═══ Supplied records

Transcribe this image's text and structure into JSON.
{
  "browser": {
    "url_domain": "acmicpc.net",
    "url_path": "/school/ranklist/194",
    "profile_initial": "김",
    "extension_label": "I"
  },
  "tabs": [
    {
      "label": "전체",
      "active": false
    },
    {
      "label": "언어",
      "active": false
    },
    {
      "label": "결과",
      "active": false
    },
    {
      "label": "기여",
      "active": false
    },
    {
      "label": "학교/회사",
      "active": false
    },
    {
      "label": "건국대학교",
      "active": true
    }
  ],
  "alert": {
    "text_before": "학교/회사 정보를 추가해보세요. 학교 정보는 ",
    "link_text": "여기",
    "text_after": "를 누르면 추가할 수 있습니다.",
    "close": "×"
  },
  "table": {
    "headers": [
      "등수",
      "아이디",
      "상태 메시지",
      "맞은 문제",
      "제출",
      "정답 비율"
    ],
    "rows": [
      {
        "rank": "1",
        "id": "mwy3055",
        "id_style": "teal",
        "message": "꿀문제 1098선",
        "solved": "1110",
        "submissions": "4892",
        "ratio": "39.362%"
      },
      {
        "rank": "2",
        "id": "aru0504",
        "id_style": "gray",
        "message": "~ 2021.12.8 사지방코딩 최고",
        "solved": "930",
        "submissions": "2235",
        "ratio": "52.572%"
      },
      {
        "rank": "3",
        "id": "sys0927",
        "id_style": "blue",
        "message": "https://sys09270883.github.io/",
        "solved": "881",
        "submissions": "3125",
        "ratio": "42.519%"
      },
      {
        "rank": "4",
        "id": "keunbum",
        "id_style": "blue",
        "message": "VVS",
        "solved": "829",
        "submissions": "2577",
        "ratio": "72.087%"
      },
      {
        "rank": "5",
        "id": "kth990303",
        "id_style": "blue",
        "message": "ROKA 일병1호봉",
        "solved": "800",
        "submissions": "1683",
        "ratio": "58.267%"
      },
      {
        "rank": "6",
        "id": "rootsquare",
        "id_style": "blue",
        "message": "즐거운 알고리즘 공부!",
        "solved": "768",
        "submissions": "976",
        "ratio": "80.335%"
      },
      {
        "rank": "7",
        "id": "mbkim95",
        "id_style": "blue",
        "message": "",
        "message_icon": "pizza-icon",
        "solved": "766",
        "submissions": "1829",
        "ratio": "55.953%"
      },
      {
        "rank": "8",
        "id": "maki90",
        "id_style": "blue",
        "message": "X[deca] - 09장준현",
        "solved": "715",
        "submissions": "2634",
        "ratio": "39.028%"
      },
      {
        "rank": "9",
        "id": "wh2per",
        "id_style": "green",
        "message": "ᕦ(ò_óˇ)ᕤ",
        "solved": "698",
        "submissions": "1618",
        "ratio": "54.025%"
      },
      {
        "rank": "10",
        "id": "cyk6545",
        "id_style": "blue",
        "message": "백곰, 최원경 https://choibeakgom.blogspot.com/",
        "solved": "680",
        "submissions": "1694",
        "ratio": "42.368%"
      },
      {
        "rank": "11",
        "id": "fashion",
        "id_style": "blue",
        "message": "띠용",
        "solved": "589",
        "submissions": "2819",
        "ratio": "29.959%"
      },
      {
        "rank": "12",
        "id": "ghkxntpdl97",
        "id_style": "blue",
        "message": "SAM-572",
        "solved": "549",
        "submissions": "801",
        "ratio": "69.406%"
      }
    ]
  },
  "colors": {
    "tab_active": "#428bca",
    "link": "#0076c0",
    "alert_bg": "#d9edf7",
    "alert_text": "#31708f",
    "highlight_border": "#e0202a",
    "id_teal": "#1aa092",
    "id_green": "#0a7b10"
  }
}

══════

- [Task prompt] Take the listing above and set it down exactly.

- [Finished answer]
Transcribe this image's text and structure into JSON.
{
  "browser": {
    "url_domain": "acmicpc.net",
    "url_path": "/school/ranklist/194",
    "profile_initial": "김",
    "extension_label": "I"
  },
  "tabs": [
    {
      "label": "전체",
      "active": false
    },
    {
      "label": "언어",
      "active": false
    },
    {
      "label": "결과",
      "active": false
    },
    {
      "label": "기여",
      "active": false
    },
    {
      "label": "학교/회사",
      "active": false
    },
    {
      "label": "건국대학교",
      "active": true
    }
  ],
  "alert": {
    "text_before": "학교/회사 정보를 추가해보세요. 학교 정보는 ",
    "link_text": "여기",
    "text_after": "를 누르면 추가할 수 있습니다.",
    "close": "×"
  },
  "table": {
    "headers": [
      "등수",
      "아이디",
      "상태 메시지",
      "맞은 문제",
      "제출",
      "정답 비율"
    ],
    "rows": [
      {
        "rank": "1",
        "id": "mwy3055",
        "id_style": "teal",
        "message": "꿀문제 1098선",
        "solved": "1110",
        "submissions": "4892",
        "ratio": "39.362%"
      },
      {
        "rank": "2",
        "id": "aru0504",
        "id_style": "gray",
        "message": "~ 2021.12.8 사지방코딩 최고",
        "solved": "930",
        "submissions": "2235",
        "ratio": "52.572%"
      },
      {
        "rank": "3",
        "id": "sys0927",
        "id_style": "blue",
        "message": "https://sys09270883.github.io/",
        "solved": "881",
        "submissions": "3125",
        "ratio": "42.519%"
      },
      {
        "rank": "4",
        "id": "keunbum",
        "id_style": "blue",
        "message": "VVS",
        "solved": "829",
        "submissions": "2577",
        "ratio": "72.087%"
      },
      {
        "rank": "5",
        "id": "kth990303",
        "id_style": "blue",
        "message": "ROKA 일병1호봉",
        "solved": "800",
        "submissions": "1683",
        "ratio": "58.267%"
      },
      {
        "rank": "6",
        "id": "rootsquare",
        "id_style": "blue",
        "message": "즐거운 알고리즘 공부!",
        "solved": "768",
        "submissions": "976",
        "ratio": "80.335%"
      },
      {
        "rank": "7",
        "id": "mbkim95",
        "id_style": "blue",
        "message": "",
        "message_icon": "pizza-icon",
        "solved": "766",
        "submissions": "1829",
        "ratio": "55.953%"
      },
      {
        "rank": "8",
        "id": "maki90",
        "id_style": "blue",
        "message": "X[deca] - 09장준현",
        "solved": "715",
        "submissions": "2634",
        "ratio": "39.028%"
      },
      {
        "rank": "9",
        "id": "wh2per",
        "id_style": "green",
        "message": "ᕦ(ò_óˇ)ᕤ",
        "solved": "698",
        "submissions": "1618",
        "ratio": "54.025%"
      },
      {
        "rank": "10",
        "id": "cyk6545",
        "id_style": "blue",
        "message": "백곰, 최원경 https://choibeakgom.blogspot.com/",
        "solved": "680",
        "submissions": "1694",
        "ratio": "42.368%"
      },
      {
        "rank": "11",
        "id": "fashion",
        "id_style": "blue",
        "message": "띠용",
        "solved": "589",
        "submissions": "2819",
        "ratio": "29.959%"
      },
      {
        "rank": "12",
        "id": "ghkxntpdl97",
        "id_style": "blue",
        "message": "SAM-572",
        "solved": "549",
        "submissions": "801",
        "ratio": "69.406%"
      }
    ]
  },
  "colors": {
    "tab_active": "#428bca",
    "link": "#0076c0",
    "alert_bg": "#d9edf7",
    "alert_text": "#31708f",
    "highlight_border": "#e0202a",
    "id_teal": "#1aa092",
    "id_green": "#0a7b10"
  }
}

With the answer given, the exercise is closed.